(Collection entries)
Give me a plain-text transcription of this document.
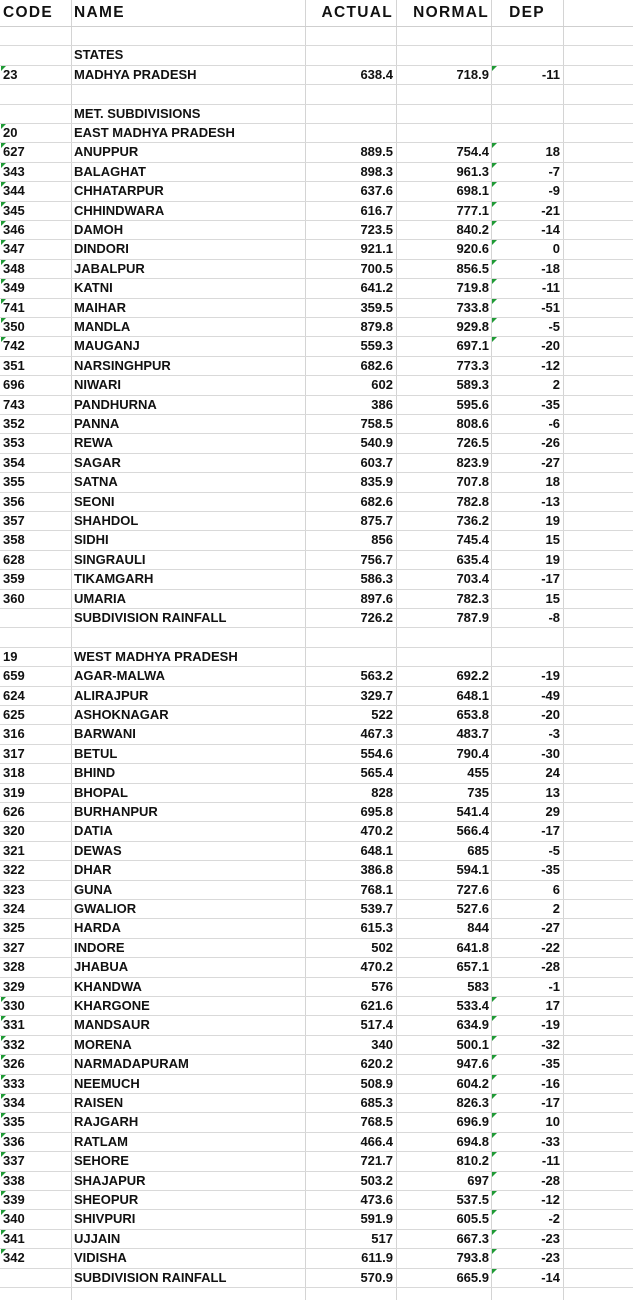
CODE	NAME	ACTUAL	NORMAL	DEP
STATES
23	MADHYA PRADESH	638.4	718.9	-11
MET. SUBDIVISIONS
20	EAST MADHYA PRADESH
627	ANUPPUR	889.5	754.4	18
343	BALAGHAT	898.3	961.3	-7
344	CHHATARPUR	637.6	698.1	-9
345	CHHINDWARA	616.7	777.1	-21
346	DAMOH	723.5	840.2	-14
347	DINDORI	921.1	920.6	0
348	JABALPUR	700.5	856.5	-18
349	KATNI	641.2	719.8	-11
741	MAIHAR	359.5	733.8	-51
350	MANDLA	879.8	929.8	-5
742	MAUGANJ	559.3	697.1	-20
351	NARSINGHPUR	682.6	773.3	-12
696	NIWARI	602	589.3	2
743	PANDHURNA	386	595.6	-35
352	PANNA	758.5	808.6	-6
353	REWA	540.9	726.5	-26
354	SAGAR	603.7	823.9	-27
355	SATNA	835.9	707.8	18
356	SEONI	682.6	782.8	-13
357	SHAHDOL	875.7	736.2	19
358	SIDHI	856	745.4	15
628	SINGRAULI	756.7	635.4	19
359	TIKAMGARH	586.3	703.4	-17
360	UMARIA	897.6	782.3	15
SUBDIVISION RAINFALL	726.2	787.9	-8
19	WEST MADHYA PRADESH
659	AGAR-MALWA	563.2	692.2	-19
624	ALIRAJPUR	329.7	648.1	-49
625	ASHOKNAGAR	522	653.8	-20
316	BARWANI	467.3	483.7	-3
317	BETUL	554.6	790.4	-30
318	BHIND	565.4	455	24
319	BHOPAL	828	735	13
626	BURHANPUR	695.8	541.4	29
320	DATIA	470.2	566.4	-17
321	DEWAS	648.1	685	-5
322	DHAR	386.8	594.1	-35
323	GUNA	768.1	727.6	6
324	GWALIOR	539.7	527.6	2
325	HARDA	615.3	844	-27
327	INDORE	502	641.8	-22
328	JHABUA	470.2	657.1	-28
329	KHANDWA	576	583	-1
330	KHARGONE	621.6	533.4	17
331	MANDSAUR	517.4	634.9	-19
332	MORENA	340	500.1	-32
326	NARMADAPURAM	620.2	947.6	-35
333	NEEMUCH	508.9	604.2	-16
334	RAISEN	685.3	826.3	-17
335	RAJGARH	768.5	696.9	10
336	RATLAM	466.4	694.8	-33
337	SEHORE	721.7	810.2	-11
338	SHAJAPUR	503.2	697	-28
339	SHEOPUR	473.6	537.5	-12
340	SHIVPURI	591.9	605.5	-2
341	UJJAIN	517	667.3	-23
342	VIDISHA	611.9	793.8	-23
SUBDIVISION RAINFALL	570.9	665.9	-14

- [Set exercise]
Give back every line exactly as it stands, pictures excluded.

- [Response to this exercise]
Give me a plain-text transcription of this document.
CODE	NAME	ACTUAL	NORMAL	DEP
STATES
23	MADHYA PRADESH	638.4	718.9	-11
MET. SUBDIVISIONS
20	EAST MADHYA PRADESH
627	ANUPPUR	889.5	754.4	18
343	BALAGHAT	898.3	961.3	-7
344	CHHATARPUR	637.6	698.1	-9
345	CHHINDWARA	616.7	777.1	-21
346	DAMOH	723.5	840.2	-14
347	DINDORI	921.1	920.6	0
348	JABALPUR	700.5	856.5	-18
349	KATNI	641.2	719.8	-11
741	MAIHAR	359.5	733.8	-51
350	MANDLA	879.8	929.8	-5
742	MAUGANJ	559.3	697.1	-20
351	NARSINGHPUR	682.6	773.3	-12
696	NIWARI	602	589.3	2
743	PANDHURNA	386	595.6	-35
352	PANNA	758.5	808.6	-6
353	REWA	540.9	726.5	-26
354	SAGAR	603.7	823.9	-27
355	SATNA	835.9	707.8	18
356	SEONI	682.6	782.8	-13
357	SHAHDOL	875.7	736.2	19
358	SIDHI	856	745.4	15
628	SINGRAULI	756.7	635.4	19
359	TIKAMGARH	586.3	703.4	-17
360	UMARIA	897.6	782.3	15
SUBDIVISION RAINFALL	726.2	787.9	-8
19	WEST MADHYA PRADESH
659	AGAR-MALWA	563.2	692.2	-19
624	ALIRAJPUR	329.7	648.1	-49
625	ASHOKNAGAR	522	653.8	-20
316	BARWANI	467.3	483.7	-3
317	BETUL	554.6	790.4	-30
318	BHIND	565.4	455	24
319	BHOPAL	828	735	13
626	BURHANPUR	695.8	541.4	29
320	DATIA	470.2	566.4	-17
321	DEWAS	648.1	685	-5
322	DHAR	386.8	594.1	-35
323	GUNA	768.1	727.6	6
324	GWALIOR	539.7	527.6	2
325	HARDA	615.3	844	-27
327	INDORE	502	641.8	-22
328	JHABUA	470.2	657.1	-28
329	KHANDWA	576	583	-1
330	KHARGONE	621.6	533.4	17
331	MANDSAUR	517.4	634.9	-19
332	MORENA	340	500.1	-32
326	NARMADAPURAM	620.2	947.6	-35
333	NEEMUCH	508.9	604.2	-16
334	RAISEN	685.3	826.3	-17
335	RAJGARH	768.5	696.9	10
336	RATLAM	466.4	694.8	-33
337	SEHORE	721.7	810.2	-11
338	SHAJAPUR	503.2	697	-28
339	SHEOPUR	473.6	537.5	-12
340	SHIVPURI	591.9	605.5	-2
341	UJJAIN	517	667.3	-23
342	VIDISHA	611.9	793.8	-23
SUBDIVISION RAINFALL	570.9	665.9	-14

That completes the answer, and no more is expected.